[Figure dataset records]

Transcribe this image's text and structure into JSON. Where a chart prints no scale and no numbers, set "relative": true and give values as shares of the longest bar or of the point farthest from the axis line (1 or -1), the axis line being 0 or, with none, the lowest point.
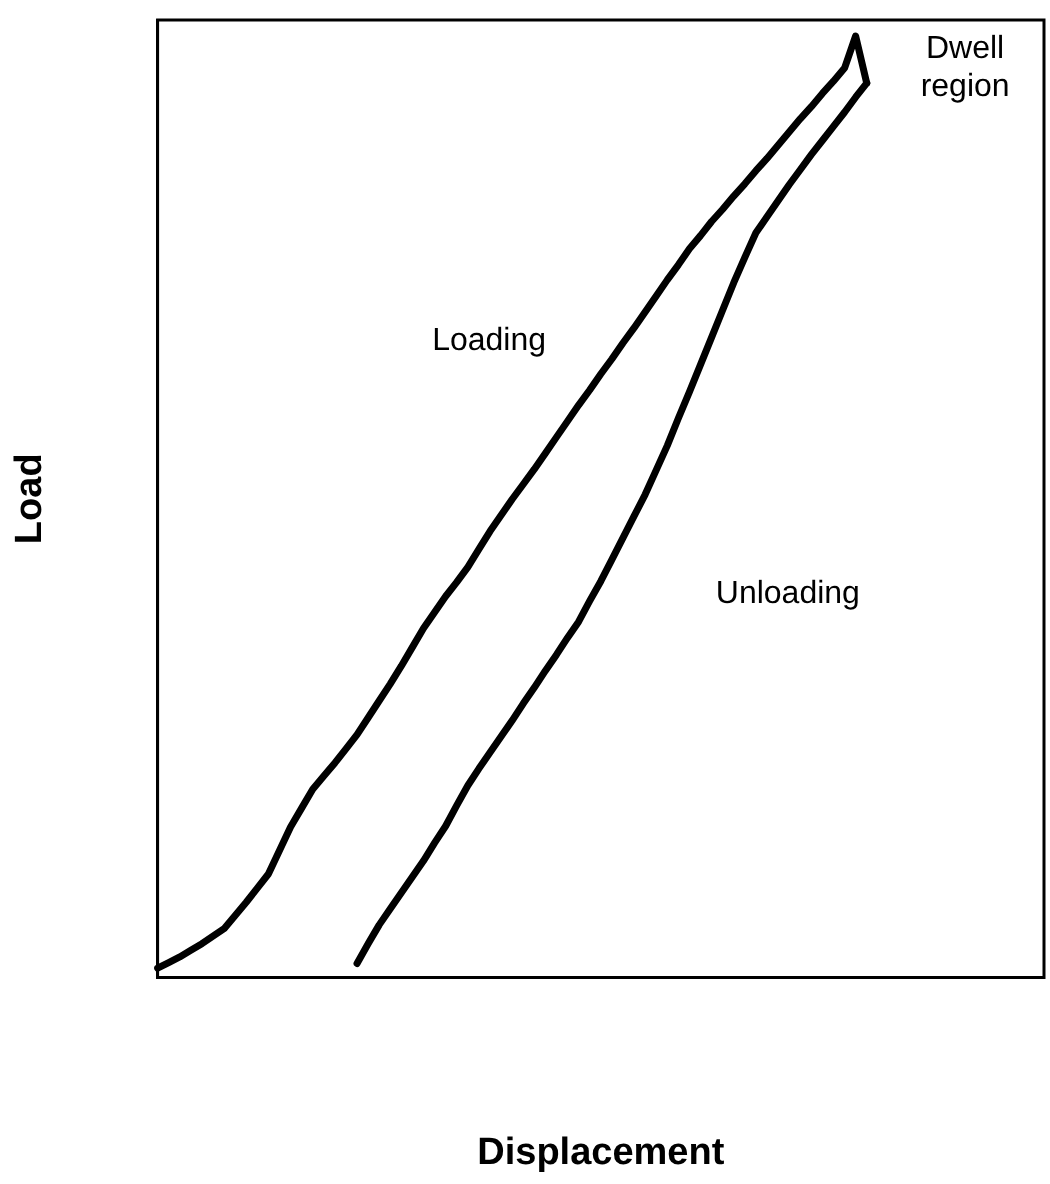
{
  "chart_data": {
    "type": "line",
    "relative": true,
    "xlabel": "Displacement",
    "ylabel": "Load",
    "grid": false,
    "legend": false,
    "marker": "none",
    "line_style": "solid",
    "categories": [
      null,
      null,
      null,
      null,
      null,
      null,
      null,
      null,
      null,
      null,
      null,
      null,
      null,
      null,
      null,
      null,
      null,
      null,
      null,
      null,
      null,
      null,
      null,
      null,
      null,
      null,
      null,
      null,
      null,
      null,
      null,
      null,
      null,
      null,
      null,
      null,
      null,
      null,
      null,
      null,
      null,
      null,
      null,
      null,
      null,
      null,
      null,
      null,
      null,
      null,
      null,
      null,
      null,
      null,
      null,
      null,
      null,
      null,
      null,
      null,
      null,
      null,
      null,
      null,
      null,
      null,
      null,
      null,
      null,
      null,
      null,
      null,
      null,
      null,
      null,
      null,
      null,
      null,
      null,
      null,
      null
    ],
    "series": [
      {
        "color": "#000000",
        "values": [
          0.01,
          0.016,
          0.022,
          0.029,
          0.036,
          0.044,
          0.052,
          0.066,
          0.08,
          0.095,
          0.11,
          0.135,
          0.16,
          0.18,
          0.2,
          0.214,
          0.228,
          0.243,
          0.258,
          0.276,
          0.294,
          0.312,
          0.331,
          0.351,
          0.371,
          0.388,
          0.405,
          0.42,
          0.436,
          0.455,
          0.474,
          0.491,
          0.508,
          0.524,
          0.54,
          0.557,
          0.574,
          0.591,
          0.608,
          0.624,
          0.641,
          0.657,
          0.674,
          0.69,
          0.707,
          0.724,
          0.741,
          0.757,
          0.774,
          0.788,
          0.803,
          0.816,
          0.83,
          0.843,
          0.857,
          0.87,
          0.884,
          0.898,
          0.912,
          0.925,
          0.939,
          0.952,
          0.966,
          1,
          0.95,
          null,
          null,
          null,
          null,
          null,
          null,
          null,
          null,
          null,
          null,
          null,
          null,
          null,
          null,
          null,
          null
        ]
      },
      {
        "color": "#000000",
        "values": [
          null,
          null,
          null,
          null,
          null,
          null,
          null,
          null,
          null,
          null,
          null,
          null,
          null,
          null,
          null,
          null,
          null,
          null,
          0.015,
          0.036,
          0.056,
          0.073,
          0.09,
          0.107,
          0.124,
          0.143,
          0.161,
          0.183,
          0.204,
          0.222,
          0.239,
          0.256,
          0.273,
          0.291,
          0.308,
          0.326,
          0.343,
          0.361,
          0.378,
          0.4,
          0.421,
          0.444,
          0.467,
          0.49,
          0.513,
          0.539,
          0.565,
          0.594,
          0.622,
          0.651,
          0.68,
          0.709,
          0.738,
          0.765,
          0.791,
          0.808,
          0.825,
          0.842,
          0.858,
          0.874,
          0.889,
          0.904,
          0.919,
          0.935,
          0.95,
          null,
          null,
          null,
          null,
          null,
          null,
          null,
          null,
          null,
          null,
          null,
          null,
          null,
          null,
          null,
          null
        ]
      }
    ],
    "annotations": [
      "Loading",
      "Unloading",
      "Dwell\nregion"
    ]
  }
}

---

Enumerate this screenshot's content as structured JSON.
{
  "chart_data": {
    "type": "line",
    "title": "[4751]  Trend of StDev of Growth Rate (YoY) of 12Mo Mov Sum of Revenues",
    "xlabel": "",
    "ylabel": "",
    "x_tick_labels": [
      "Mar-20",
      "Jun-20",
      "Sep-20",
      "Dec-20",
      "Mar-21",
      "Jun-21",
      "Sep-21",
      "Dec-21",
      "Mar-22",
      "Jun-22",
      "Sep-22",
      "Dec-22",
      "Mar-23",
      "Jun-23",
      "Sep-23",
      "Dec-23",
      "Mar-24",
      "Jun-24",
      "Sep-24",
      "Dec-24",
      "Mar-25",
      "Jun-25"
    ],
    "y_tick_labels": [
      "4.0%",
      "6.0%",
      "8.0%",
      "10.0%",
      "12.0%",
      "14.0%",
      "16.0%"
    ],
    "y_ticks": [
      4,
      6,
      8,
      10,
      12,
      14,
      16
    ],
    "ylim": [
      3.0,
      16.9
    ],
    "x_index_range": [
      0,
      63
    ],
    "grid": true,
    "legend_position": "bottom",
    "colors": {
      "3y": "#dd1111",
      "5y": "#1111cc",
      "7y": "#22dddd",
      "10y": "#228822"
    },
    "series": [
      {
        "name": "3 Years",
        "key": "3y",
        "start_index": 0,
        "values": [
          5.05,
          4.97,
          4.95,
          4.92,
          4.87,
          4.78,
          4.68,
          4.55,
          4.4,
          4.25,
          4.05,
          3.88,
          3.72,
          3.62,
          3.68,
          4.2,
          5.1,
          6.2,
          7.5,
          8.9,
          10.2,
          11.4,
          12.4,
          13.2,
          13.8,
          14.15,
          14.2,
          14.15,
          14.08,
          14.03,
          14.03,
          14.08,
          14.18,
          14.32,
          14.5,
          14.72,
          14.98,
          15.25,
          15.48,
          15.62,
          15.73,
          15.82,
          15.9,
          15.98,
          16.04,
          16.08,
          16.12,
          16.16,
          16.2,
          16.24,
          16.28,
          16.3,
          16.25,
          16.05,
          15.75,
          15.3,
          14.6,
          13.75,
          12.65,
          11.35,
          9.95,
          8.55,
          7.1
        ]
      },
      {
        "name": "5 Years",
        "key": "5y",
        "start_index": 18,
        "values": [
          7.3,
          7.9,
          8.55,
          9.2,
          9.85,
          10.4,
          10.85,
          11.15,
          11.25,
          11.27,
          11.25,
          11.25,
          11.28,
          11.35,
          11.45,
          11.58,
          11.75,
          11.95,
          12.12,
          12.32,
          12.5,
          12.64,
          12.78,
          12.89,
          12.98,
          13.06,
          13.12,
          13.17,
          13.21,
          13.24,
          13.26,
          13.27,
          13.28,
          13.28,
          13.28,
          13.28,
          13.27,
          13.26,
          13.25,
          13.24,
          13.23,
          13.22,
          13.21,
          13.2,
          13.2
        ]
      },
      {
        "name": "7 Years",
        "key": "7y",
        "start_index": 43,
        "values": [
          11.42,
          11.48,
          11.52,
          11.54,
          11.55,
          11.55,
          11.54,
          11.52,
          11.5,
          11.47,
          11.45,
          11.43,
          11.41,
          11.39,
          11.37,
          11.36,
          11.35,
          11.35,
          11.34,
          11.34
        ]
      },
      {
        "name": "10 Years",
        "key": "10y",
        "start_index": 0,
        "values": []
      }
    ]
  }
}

* [WHAT TO DO]: Say how many lines in the entries contain the string "Years", and say nothing else.

* [OUTPUT OF THE EXERCISE]: 4